START Record list

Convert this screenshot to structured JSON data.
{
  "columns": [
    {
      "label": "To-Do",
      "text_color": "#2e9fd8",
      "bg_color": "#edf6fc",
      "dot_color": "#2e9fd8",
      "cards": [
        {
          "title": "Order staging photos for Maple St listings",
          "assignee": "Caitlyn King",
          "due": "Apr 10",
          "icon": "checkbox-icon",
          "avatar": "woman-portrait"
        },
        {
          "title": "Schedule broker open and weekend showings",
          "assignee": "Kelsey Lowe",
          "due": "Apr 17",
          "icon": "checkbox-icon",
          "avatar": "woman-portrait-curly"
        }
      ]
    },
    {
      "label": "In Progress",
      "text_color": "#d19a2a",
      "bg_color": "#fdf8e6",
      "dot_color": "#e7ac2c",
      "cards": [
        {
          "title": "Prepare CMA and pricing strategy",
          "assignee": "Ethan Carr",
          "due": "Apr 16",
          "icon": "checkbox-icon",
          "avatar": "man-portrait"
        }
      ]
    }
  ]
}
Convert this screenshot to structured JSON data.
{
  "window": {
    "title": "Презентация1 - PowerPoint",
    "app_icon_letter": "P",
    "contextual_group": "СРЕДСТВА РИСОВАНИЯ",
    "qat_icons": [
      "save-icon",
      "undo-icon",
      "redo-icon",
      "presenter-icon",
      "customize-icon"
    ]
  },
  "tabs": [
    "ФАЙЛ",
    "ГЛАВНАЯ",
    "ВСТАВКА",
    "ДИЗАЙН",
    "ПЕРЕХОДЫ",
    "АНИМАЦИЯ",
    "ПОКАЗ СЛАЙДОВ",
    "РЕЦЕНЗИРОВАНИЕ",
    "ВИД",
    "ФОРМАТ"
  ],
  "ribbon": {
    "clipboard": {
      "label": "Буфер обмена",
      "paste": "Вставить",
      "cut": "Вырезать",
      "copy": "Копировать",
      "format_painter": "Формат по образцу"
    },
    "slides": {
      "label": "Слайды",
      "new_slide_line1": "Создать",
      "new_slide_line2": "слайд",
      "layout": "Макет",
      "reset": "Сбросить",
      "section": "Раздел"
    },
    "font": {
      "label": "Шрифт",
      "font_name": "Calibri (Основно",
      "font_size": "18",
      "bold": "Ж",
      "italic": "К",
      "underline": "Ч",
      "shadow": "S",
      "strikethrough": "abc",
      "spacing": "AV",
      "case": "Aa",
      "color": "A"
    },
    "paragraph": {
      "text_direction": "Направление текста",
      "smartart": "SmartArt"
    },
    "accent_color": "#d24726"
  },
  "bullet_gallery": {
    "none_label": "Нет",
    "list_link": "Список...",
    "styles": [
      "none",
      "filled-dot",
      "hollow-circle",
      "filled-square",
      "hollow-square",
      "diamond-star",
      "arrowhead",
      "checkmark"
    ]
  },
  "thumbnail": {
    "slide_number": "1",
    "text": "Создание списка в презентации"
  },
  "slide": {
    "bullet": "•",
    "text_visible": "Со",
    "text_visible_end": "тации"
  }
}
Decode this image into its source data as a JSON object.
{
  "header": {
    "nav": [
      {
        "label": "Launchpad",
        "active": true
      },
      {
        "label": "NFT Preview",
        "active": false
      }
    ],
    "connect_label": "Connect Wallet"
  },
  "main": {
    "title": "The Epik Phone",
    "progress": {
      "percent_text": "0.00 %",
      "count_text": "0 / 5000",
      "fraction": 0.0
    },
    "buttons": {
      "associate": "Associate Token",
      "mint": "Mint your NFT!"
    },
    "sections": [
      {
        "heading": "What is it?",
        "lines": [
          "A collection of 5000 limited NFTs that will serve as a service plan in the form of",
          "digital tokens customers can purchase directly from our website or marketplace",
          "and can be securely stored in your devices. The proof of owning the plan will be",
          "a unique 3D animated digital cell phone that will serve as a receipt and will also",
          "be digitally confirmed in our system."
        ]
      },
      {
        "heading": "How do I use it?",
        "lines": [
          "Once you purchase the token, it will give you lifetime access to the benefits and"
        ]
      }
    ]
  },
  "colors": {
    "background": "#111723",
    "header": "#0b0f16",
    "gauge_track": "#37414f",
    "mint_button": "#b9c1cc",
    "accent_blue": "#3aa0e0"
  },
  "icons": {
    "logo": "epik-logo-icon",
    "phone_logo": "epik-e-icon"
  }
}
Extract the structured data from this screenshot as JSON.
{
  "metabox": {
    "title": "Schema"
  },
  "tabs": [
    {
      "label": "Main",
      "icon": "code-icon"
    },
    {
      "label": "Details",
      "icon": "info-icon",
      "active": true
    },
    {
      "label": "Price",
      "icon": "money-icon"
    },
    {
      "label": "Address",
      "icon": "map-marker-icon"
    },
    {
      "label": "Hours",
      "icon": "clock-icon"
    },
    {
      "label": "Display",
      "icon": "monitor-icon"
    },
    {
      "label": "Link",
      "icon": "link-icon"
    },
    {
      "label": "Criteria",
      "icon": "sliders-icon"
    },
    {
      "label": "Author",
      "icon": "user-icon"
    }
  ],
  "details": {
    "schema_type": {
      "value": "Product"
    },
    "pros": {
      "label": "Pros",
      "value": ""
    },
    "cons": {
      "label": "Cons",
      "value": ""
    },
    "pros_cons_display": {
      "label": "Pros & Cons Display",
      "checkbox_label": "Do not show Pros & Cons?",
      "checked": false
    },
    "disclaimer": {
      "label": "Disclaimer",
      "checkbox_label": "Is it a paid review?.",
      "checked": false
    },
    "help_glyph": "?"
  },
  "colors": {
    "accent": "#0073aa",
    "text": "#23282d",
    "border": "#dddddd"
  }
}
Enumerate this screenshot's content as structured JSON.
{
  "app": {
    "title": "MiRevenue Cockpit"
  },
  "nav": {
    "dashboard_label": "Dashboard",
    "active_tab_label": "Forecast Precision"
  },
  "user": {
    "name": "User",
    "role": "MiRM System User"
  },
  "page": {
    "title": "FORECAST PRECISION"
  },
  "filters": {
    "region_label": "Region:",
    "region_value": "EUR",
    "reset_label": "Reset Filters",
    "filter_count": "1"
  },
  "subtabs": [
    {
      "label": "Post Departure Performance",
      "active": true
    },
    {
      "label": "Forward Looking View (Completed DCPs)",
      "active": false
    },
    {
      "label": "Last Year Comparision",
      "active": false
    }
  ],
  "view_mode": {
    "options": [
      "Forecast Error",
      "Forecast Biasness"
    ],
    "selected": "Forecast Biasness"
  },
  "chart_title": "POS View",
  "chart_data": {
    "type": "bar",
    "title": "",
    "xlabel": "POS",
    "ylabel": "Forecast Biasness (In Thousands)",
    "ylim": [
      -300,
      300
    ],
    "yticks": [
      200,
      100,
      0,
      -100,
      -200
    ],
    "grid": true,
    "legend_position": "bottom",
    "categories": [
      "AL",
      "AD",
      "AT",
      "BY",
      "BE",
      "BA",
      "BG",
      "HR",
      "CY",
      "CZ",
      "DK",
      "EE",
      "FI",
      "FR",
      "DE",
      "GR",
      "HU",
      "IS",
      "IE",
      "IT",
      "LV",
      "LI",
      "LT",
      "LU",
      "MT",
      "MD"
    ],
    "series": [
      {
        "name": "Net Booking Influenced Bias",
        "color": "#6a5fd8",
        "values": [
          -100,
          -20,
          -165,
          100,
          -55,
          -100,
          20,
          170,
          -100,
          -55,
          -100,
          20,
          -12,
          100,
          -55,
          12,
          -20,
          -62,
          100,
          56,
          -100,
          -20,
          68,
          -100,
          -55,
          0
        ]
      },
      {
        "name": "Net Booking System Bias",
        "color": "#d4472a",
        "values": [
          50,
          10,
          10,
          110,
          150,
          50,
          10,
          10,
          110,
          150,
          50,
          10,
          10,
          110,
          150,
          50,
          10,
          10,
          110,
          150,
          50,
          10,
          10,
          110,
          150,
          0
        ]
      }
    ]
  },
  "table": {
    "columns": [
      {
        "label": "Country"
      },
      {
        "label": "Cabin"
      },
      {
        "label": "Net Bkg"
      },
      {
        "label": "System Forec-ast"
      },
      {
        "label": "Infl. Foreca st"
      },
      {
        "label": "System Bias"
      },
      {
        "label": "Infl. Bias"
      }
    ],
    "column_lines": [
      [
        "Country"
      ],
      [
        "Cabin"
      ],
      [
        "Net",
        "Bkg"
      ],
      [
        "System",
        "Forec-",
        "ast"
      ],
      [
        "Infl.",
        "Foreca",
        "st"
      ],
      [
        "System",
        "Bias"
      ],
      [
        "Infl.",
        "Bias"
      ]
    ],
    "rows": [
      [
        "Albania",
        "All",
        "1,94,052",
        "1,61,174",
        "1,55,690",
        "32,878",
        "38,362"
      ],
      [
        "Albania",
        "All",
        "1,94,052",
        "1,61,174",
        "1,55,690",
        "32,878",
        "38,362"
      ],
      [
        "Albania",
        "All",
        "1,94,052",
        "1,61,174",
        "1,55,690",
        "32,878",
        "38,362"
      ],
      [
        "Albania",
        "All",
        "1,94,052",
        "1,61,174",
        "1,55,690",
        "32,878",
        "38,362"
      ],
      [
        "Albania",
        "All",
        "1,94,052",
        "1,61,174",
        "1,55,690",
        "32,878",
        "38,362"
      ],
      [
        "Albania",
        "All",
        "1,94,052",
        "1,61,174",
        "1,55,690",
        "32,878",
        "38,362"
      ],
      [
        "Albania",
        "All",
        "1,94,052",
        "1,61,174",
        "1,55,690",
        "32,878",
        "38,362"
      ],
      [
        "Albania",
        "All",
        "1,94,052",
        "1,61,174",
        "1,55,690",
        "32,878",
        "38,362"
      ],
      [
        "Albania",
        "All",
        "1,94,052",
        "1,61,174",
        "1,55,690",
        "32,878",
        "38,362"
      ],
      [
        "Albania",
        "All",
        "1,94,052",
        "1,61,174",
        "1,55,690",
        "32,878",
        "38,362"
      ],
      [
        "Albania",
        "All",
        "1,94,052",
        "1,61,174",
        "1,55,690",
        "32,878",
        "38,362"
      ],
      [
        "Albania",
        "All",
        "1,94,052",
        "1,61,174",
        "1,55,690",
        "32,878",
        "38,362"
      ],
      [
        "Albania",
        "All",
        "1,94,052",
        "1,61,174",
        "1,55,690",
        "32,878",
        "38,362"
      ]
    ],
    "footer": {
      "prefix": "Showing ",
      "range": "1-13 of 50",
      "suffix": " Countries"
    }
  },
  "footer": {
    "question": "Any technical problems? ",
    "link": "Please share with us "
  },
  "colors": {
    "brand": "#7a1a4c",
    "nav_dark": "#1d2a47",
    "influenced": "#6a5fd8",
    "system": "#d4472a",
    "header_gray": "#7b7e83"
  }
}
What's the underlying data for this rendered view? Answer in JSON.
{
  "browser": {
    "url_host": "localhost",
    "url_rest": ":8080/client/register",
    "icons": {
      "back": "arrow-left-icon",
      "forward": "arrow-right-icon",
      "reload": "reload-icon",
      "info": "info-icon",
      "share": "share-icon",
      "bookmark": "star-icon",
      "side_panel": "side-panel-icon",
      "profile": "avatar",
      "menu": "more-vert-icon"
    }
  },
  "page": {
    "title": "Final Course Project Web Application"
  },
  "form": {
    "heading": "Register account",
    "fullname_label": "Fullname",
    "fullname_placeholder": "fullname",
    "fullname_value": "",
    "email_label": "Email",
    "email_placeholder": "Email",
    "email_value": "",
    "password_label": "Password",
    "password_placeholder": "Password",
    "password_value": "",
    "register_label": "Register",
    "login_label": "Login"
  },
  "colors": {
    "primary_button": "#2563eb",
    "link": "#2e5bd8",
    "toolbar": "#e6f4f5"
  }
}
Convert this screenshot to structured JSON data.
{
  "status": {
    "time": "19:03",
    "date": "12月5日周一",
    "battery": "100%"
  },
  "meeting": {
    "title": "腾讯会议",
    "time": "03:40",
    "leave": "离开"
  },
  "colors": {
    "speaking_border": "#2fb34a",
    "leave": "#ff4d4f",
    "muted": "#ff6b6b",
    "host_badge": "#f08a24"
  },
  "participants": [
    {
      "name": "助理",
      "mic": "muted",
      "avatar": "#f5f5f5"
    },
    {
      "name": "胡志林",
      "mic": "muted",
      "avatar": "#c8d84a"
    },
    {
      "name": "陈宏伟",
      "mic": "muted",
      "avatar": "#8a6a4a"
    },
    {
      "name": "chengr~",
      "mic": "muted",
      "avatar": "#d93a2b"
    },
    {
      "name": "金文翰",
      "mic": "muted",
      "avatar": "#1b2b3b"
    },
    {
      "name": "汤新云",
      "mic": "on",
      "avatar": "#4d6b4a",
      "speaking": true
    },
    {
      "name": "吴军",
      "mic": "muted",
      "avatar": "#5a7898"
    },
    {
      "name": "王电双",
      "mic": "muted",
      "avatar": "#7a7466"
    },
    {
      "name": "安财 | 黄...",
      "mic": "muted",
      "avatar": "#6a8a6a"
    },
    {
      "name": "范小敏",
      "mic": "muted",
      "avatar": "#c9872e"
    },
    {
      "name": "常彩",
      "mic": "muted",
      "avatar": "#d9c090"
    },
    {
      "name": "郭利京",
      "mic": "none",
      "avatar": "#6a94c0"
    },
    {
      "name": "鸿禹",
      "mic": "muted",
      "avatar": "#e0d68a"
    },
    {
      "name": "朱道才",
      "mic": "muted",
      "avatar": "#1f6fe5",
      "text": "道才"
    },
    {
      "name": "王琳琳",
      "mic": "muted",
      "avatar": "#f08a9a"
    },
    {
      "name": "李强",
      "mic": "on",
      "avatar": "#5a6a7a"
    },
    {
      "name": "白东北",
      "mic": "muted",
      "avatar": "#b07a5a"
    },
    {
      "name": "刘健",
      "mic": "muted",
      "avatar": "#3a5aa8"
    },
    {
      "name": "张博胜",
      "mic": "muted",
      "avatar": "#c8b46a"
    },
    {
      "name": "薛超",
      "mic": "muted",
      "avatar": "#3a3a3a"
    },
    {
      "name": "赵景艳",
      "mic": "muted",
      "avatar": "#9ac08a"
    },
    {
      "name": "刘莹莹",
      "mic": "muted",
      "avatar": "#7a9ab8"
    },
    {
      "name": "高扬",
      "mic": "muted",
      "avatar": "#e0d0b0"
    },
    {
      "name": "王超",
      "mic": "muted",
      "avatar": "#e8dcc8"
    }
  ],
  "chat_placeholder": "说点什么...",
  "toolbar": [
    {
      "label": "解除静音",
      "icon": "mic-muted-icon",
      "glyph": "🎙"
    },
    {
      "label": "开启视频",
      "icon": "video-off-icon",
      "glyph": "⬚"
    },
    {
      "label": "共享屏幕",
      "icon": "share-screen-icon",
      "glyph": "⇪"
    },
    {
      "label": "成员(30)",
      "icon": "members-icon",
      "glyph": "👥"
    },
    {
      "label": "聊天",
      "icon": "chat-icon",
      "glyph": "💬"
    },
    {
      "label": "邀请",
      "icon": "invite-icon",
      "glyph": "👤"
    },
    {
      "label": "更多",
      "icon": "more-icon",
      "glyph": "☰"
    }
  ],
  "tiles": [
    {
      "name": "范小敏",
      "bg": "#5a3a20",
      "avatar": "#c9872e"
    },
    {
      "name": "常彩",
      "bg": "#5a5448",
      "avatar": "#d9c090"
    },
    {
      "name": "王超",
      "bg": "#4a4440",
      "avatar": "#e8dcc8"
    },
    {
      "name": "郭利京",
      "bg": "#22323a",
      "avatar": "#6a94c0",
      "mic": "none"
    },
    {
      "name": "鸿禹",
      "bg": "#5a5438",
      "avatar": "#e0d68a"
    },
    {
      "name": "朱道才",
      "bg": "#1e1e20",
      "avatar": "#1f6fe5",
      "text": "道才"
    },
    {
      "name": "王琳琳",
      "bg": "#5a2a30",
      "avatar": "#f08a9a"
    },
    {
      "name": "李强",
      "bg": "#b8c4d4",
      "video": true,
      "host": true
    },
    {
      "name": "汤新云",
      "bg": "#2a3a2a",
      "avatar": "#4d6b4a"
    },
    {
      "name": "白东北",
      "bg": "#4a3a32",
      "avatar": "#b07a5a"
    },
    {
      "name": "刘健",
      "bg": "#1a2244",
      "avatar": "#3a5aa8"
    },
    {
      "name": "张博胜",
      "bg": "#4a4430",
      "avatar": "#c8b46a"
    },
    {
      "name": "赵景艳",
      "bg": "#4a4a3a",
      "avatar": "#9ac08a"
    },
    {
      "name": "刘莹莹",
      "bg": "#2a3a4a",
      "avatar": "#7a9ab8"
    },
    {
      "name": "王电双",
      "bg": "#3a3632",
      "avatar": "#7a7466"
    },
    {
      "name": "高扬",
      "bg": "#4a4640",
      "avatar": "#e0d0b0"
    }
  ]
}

END Record list

To do: Your answer should be a single number: the count of lines in the listing that contain the word "this".

Exercise answer: 7